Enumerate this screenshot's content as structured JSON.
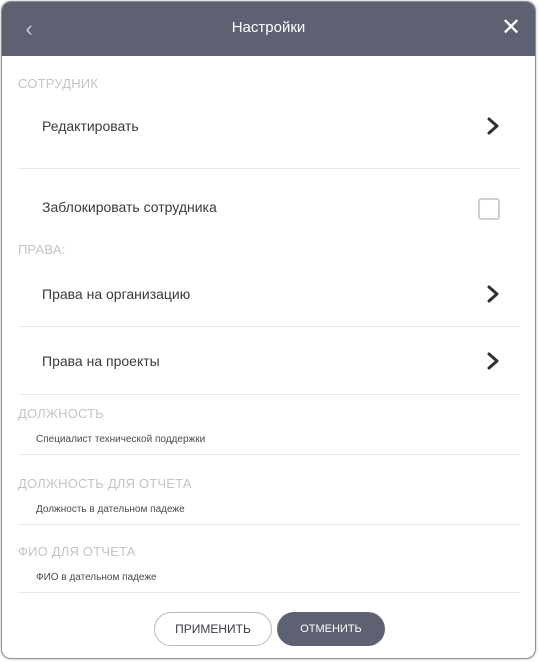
{
  "header": {
    "title": "Настройки",
    "back_icon": "chevron-left-icon",
    "close_icon": "close-icon"
  },
  "sections": {
    "employee_label": "СОТРУДНИК",
    "edit_label": "Редактировать",
    "block_label": "Заблокировать сотрудника",
    "block_checked": false,
    "rights_label": "ПРАВА:",
    "org_rights_label": "Права на организацию",
    "project_rights_label": "Права на проекты",
    "position_label": "ДОЛЖНОСТЬ",
    "position_value": "Специалист технической поддержки",
    "report_position_label": "ДОЛЖНОСТЬ ДЛЯ ОТЧЕТА",
    "report_position_value": "Должность в дательном падеже",
    "report_name_label": "ФИО ДЛЯ ОТЧЕТА",
    "report_name_value": "ФИО в дательном падеже"
  },
  "footer": {
    "apply_label": "ПРИМЕНИТЬ",
    "cancel_label": "ОТМЕНИТЬ"
  },
  "colors": {
    "header_bg": "#5e6172",
    "section_label": "#c4c4c8",
    "text": "#3a3a40"
  }
}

========================================================================

Quote every entry exactly, with the pictures omitted.

* RESULT
Enumerate this screenshot's content as structured JSON.
{
  "header": {
    "title": "Настройки",
    "back_icon": "chevron-left-icon",
    "close_icon": "close-icon"
  },
  "sections": {
    "employee_label": "СОТРУДНИК",
    "edit_label": "Редактировать",
    "block_label": "Заблокировать сотрудника",
    "block_checked": false,
    "rights_label": "ПРАВА:",
    "org_rights_label": "Права на организацию",
    "project_rights_label": "Права на проекты",
    "position_label": "ДОЛЖНОСТЬ",
    "position_value": "Специалист технической поддержки",
    "report_position_label": "ДОЛЖНОСТЬ ДЛЯ ОТЧЕТА",
    "report_position_value": "Должность в дательном падеже",
    "report_name_label": "ФИО ДЛЯ ОТЧЕТА",
    "report_name_value": "ФИО в дательном падеже"
  },
  "footer": {
    "apply_label": "ПРИМЕНИТЬ",
    "cancel_label": "ОТМЕНИТЬ"
  },
  "colors": {
    "header_bg": "#5e6172",
    "section_label": "#c4c4c8",
    "text": "#3a3a40"
  }
}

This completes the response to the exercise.